Start of Input for this task

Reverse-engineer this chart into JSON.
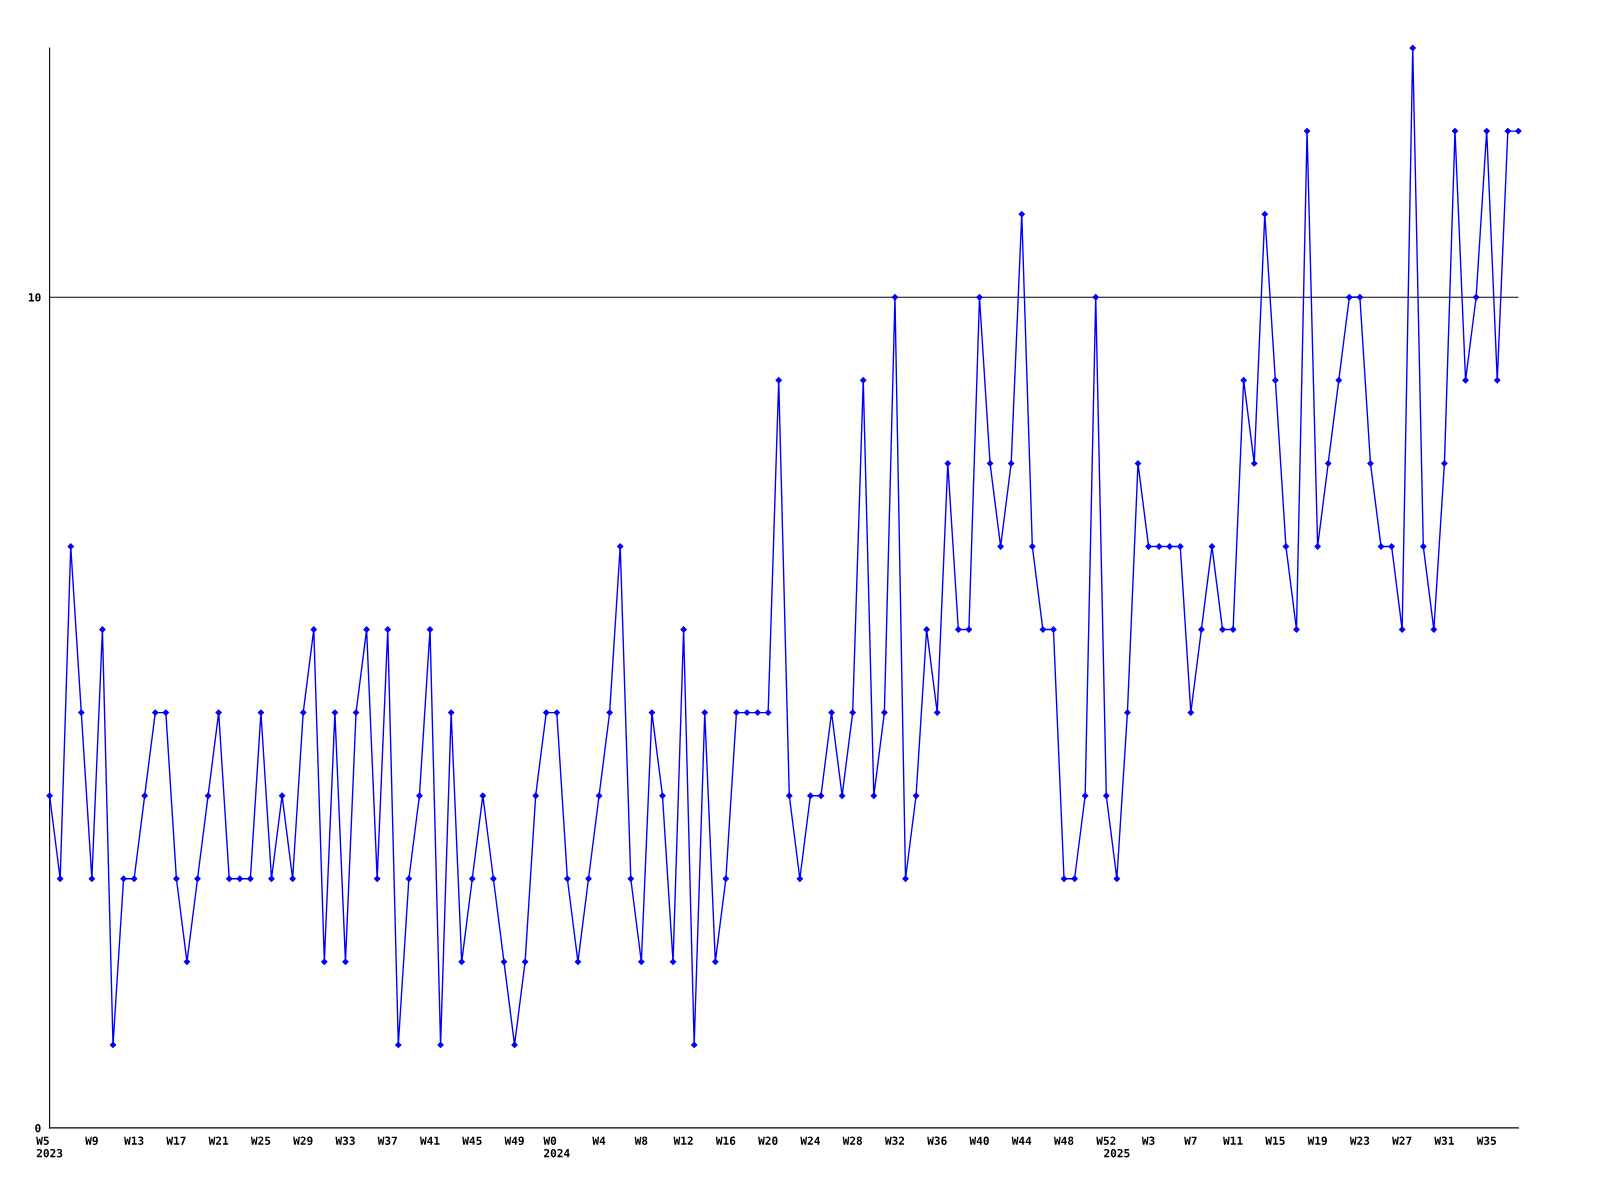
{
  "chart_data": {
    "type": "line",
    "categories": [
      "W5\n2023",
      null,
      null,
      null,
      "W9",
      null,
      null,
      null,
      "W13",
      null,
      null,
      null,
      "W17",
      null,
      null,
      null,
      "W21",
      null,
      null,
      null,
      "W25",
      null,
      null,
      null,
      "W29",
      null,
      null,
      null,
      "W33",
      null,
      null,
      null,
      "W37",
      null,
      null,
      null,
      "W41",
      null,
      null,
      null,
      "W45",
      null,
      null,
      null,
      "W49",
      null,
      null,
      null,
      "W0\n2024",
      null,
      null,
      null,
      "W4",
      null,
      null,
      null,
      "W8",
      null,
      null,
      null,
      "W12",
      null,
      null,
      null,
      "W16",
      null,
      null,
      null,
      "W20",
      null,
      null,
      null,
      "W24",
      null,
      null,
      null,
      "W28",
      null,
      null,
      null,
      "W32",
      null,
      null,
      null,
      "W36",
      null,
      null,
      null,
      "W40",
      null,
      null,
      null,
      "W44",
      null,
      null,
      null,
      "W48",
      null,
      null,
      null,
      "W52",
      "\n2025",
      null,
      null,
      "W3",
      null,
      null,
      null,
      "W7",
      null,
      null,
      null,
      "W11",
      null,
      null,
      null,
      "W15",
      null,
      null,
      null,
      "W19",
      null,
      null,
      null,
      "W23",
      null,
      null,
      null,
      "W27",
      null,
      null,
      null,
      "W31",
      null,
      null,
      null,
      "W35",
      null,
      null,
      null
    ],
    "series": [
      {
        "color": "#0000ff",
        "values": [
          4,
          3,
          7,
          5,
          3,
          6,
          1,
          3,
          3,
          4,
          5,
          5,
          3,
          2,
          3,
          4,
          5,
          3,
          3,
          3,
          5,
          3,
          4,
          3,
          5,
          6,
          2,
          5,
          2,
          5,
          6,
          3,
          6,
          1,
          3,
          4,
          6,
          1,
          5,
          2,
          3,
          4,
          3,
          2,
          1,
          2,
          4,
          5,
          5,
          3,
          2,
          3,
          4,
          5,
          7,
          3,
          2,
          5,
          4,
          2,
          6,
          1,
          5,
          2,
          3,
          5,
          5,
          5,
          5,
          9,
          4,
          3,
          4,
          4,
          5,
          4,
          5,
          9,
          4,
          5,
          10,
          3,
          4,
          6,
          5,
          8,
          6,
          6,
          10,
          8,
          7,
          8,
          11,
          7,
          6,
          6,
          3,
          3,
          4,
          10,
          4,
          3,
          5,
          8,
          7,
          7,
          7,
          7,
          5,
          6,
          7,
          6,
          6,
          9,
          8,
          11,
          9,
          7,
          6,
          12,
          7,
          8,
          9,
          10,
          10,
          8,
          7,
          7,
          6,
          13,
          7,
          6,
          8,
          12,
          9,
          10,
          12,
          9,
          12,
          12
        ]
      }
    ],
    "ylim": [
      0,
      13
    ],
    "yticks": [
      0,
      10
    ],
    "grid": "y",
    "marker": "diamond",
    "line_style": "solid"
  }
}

End of Input for this task

** Written request **
Please transcribe the material above exactly as written. Leave the pictures out.

** Solved problem **
Reverse-engineer this chart into JSON.
{
  "chart_data": {
    "type": "line",
    "categories": [
      "W5\n2023",
      null,
      null,
      null,
      "W9",
      null,
      null,
      null,
      "W13",
      null,
      null,
      null,
      "W17",
      null,
      null,
      null,
      "W21",
      null,
      null,
      null,
      "W25",
      null,
      null,
      null,
      "W29",
      null,
      null,
      null,
      "W33",
      null,
      null,
      null,
      "W37",
      null,
      null,
      null,
      "W41",
      null,
      null,
      null,
      "W45",
      null,
      null,
      null,
      "W49",
      null,
      null,
      null,
      "W0\n2024",
      null,
      null,
      null,
      "W4",
      null,
      null,
      null,
      "W8",
      null,
      null,
      null,
      "W12",
      null,
      null,
      null,
      "W16",
      null,
      null,
      null,
      "W20",
      null,
      null,
      null,
      "W24",
      null,
      null,
      null,
      "W28",
      null,
      null,
      null,
      "W32",
      null,
      null,
      null,
      "W36",
      null,
      null,
      null,
      "W40",
      null,
      null,
      null,
      "W44",
      null,
      null,
      null,
      "W48",
      null,
      null,
      null,
      "W52",
      "\n2025",
      null,
      null,
      "W3",
      null,
      null,
      null,
      "W7",
      null,
      null,
      null,
      "W11",
      null,
      null,
      null,
      "W15",
      null,
      null,
      null,
      "W19",
      null,
      null,
      null,
      "W23",
      null,
      null,
      null,
      "W27",
      null,
      null,
      null,
      "W31",
      null,
      null,
      null,
      "W35",
      null,
      null,
      null
    ],
    "series": [
      {
        "color": "#0000ff",
        "values": [
          4,
          3,
          7,
          5,
          3,
          6,
          1,
          3,
          3,
          4,
          5,
          5,
          3,
          2,
          3,
          4,
          5,
          3,
          3,
          3,
          5,
          3,
          4,
          3,
          5,
          6,
          2,
          5,
          2,
          5,
          6,
          3,
          6,
          1,
          3,
          4,
          6,
          1,
          5,
          2,
          3,
          4,
          3,
          2,
          1,
          2,
          4,
          5,
          5,
          3,
          2,
          3,
          4,
          5,
          7,
          3,
          2,
          5,
          4,
          2,
          6,
          1,
          5,
          2,
          3,
          5,
          5,
          5,
          5,
          9,
          4,
          3,
          4,
          4,
          5,
          4,
          5,
          9,
          4,
          5,
          10,
          3,
          4,
          6,
          5,
          8,
          6,
          6,
          10,
          8,
          7,
          8,
          11,
          7,
          6,
          6,
          3,
          3,
          4,
          10,
          4,
          3,
          5,
          8,
          7,
          7,
          7,
          7,
          5,
          6,
          7,
          6,
          6,
          9,
          8,
          11,
          9,
          7,
          6,
          12,
          7,
          8,
          9,
          10,
          10,
          8,
          7,
          7,
          6,
          13,
          7,
          6,
          8,
          12,
          9,
          10,
          12,
          9,
          12,
          12
        ]
      }
    ],
    "ylim": [
      0,
      13
    ],
    "yticks": [
      0,
      10
    ],
    "grid": "y",
    "marker": "diamond",
    "line_style": "solid"
  }
}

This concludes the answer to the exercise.